They are still fascinating and its easy to bitch and complain about hypotheticals while they are actually out there making the world a clearly better place.

WJ said at August 19, 2013 7:40 AM:

"The biggest problem with the Mormon church is that it was founded by absolutely crazy bastards."

Crazy compared to the founders of any other religion? Crazy compared to Mohammed?

Joseph Smith was a little crazy (and a lot horny). But he managed to make a reasonably good go of it. Likewise Brigham Young. The current leaders of the Church are sane to the point of boring.

I have no idea how much money the Church collects, how much it uses for legitimate religious purposes, or what's done with the surplus. Some of it goes towards investments. The business arm of the LDS Church just built a $1.5 billion mall in downtown Salt Lake. They have a vested interest in keeping the area around the Salt Lake Temple, a huge tourist draw, pretty and commercially viable.

The biggest complaint I have about the LDS Church is how casually it regards the value of its members' time and money. Church meetings suck up massive amounts of members' time, as do two year missions. LDS missionaries in the First World spend two years of their lives baptizing almost no one. Talk to any Mormon who did an English-speaking mission in the US, or a mission in Europe, and the number of converts they gained can be counted on one hand - or none. Likewise, the expenses the Church has - mostly buildings that mostly sit empty 5 days a week, staffed almost entirely by unpaid volunteers - don't seem to justify taking 10% of members' income. Believe it or not, missions and the welfare program are funded by separate donations. The closest analogue to the Church I can think of in the government is the school system, and schools, in spite of books and buildings and oodles of paid teachers, don't suck up 10% of taxpayers' income.

Check it out said at August 19, 2013 1:36 PM:

"Mormonism Creates Healthier Societies"

You are kidding, right Randall?

The less religious a society is, the healthier it grows.

WJ said at August 19, 2013 2:25 PM:

"The less religious a society is, the healthier it grows."

Define "healthier"? Declining fertility, familial decay, reliance on budget-busting government welfare schemes, and a suicidal desire in Western countries to let ourselves become overrun by Third World immigrants are not "healthier" by any means. It also depends on which religion is being abandoned. A tolerant religion that makes accommodation for science is not necessarily bad.

The very point of the article is that Utah, though more religious than most states, manages to do quite well on so many social indices.

WORK INSTRUCTIONS –
[A] In the comment thread, rewrite the paragraph that begins "The biggest complaint I have about the LDS Church" as a short bulleted list that keeps its main points.
[B] Print the part of the comment thread from "Crazy compared to the" to "and commercially viable.", word for word.

Stored data entries
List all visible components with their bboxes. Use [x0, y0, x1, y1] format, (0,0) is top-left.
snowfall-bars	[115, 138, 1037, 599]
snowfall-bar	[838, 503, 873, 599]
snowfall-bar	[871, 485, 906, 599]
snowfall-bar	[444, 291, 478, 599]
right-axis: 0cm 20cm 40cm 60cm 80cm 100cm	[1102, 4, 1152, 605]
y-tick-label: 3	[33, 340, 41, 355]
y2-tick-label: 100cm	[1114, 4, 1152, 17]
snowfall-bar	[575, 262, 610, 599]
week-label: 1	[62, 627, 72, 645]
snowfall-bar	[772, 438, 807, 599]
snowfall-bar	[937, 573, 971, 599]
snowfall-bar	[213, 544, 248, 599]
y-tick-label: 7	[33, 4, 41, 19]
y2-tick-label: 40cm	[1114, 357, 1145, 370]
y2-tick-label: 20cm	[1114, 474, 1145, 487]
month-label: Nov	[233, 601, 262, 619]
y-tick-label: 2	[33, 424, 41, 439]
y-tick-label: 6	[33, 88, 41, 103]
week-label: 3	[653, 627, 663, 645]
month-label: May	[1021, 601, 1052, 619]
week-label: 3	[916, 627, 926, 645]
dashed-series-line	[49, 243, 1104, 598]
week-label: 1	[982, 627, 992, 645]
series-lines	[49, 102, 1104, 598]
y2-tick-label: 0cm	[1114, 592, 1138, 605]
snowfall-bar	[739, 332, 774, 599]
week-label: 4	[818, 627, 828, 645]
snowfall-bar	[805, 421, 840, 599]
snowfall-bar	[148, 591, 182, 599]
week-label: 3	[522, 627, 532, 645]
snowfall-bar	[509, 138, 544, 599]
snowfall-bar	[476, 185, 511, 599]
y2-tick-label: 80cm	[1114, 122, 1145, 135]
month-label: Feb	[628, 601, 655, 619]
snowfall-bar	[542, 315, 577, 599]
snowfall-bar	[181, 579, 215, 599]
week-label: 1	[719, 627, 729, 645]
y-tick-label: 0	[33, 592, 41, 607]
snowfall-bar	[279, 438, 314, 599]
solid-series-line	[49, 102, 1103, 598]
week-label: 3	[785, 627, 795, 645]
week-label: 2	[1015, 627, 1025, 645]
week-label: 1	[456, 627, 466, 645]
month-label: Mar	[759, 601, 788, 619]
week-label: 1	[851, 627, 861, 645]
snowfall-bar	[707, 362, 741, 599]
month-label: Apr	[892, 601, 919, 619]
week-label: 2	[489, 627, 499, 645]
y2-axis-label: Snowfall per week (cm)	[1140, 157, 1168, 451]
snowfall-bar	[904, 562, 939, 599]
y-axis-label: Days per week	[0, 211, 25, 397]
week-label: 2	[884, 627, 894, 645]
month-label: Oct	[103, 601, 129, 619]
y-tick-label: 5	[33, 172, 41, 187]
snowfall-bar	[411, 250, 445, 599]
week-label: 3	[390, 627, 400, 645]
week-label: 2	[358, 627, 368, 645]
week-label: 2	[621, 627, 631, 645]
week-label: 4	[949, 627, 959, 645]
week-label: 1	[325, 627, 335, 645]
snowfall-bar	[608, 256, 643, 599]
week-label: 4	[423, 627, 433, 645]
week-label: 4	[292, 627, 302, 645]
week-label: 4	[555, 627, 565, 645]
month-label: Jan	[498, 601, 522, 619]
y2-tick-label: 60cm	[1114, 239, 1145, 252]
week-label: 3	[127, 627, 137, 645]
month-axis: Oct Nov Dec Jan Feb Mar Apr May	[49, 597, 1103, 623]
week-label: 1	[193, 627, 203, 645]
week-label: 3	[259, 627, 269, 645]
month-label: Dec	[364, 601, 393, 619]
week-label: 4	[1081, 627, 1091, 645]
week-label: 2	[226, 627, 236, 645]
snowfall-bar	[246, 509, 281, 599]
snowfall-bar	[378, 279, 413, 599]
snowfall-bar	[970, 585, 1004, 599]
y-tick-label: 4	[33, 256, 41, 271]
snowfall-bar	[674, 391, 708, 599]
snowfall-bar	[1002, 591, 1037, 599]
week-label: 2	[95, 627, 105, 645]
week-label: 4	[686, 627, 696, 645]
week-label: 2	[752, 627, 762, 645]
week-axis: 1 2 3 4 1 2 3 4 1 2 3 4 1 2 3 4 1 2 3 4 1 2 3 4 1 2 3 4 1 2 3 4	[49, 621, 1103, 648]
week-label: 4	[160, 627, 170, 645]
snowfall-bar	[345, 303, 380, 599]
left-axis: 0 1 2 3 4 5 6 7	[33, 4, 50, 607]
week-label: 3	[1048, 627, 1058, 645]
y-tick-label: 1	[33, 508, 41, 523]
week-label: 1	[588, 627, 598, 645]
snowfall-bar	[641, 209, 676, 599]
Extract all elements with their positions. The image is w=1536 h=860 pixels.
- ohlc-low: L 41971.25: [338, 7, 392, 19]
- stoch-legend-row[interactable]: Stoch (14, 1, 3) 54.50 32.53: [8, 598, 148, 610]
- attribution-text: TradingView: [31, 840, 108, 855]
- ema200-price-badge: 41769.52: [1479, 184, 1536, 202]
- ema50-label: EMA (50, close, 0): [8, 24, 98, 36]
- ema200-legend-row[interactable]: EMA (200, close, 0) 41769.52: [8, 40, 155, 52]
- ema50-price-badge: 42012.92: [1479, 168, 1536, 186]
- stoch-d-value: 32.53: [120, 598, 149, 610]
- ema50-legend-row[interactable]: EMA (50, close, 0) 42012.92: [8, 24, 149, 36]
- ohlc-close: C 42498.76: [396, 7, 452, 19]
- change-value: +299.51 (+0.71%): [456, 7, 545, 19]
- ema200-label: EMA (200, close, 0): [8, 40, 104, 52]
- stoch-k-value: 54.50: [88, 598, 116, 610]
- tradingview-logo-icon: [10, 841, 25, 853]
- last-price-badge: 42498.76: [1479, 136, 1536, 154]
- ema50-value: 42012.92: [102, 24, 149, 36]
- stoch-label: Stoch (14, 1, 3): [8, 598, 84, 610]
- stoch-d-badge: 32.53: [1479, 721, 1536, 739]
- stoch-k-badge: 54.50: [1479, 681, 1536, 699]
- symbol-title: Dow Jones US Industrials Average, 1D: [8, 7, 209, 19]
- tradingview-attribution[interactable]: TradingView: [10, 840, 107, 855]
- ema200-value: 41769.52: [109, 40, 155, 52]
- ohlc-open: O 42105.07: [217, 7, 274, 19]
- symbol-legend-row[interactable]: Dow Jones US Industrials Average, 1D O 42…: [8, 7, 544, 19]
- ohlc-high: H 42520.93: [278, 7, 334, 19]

RESPONSES PER TASK –
[A]
- The LDS Church takes members' time and money too lightly.
- Church meetings and two-year missions take up a great deal of members' time.
- Missionaries in the First World spend two years and baptize almost no one. Those who served English-speaking missions in the US or missions in Europe gained a handful of converts or none.
- The Church's main costs are buildings that sit mostly empty five days a week and are staffed almost entirely by unpaid volunteers. These costs don't seem to justify taking 10% of members' income.
- Missions and the welfare program are paid for by separate donations.
- Schools are the closest government parallel, and despite their books, buildings and paid teachers, they don't take 10% of taxpayers' income.

[B]
Crazy compared to the founders of any other religion? Crazy compared to Mohammed?

Joseph Smith was a little crazy (and a lot horny). But he managed to make a reasonably good go of it. Likewise Brigham Young. The current leaders of the Church are sane to the point of boring.

I have no idea how much money the Church collects, how much it uses for legitimate religious purposes, or what's done with the surplus. Some of it goes towards investments. The business arm of the LDS Church just built a $1.5 billion mall in downtown Salt Lake. They have a vested interest in keeping the area around the Salt Lake Temple, a huge tourist draw, pretty and commercially viable.